*Exercise requirements*. From the entries below, list each line with "Somewhat".

Figure collection entries:
------------------------------------------------------------

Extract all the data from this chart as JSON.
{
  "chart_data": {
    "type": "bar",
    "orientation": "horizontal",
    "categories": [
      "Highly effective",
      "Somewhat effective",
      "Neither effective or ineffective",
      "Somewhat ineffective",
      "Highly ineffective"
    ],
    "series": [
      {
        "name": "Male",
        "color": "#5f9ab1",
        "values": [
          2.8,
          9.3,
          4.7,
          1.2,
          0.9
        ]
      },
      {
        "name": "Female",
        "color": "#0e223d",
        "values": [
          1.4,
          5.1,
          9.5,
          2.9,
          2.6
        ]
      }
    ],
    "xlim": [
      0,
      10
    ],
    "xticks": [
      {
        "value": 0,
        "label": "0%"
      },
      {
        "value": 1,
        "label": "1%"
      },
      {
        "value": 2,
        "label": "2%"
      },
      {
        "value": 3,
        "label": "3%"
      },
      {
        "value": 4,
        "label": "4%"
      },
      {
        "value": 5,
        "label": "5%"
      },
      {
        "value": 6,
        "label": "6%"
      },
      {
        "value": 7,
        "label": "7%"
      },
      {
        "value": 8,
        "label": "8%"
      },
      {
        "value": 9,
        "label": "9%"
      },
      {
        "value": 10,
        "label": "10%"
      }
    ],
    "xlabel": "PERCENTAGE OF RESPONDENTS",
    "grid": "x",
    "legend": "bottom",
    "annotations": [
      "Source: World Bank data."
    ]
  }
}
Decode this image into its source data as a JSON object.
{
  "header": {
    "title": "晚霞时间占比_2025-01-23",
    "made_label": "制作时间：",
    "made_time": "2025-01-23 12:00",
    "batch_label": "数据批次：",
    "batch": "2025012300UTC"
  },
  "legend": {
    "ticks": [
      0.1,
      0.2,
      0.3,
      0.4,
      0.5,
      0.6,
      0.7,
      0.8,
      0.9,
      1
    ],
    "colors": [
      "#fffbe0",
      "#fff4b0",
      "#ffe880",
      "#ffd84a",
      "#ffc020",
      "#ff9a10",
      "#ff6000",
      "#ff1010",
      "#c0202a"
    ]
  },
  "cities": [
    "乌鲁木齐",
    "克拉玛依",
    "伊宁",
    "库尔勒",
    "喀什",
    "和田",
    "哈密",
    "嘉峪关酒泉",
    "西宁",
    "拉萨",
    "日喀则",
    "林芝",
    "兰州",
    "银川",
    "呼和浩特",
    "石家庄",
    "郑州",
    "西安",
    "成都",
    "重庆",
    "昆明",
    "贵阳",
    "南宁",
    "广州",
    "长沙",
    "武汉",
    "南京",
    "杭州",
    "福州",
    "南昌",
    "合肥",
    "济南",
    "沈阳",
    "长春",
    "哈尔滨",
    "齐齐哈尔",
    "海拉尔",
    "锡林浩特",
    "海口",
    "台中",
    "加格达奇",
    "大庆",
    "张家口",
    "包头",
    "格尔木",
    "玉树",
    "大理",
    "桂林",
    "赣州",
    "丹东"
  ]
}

------------------------------------------------------------

*Exercise answer*.
      "Somewhat effective",
      "Somewhat ineffective",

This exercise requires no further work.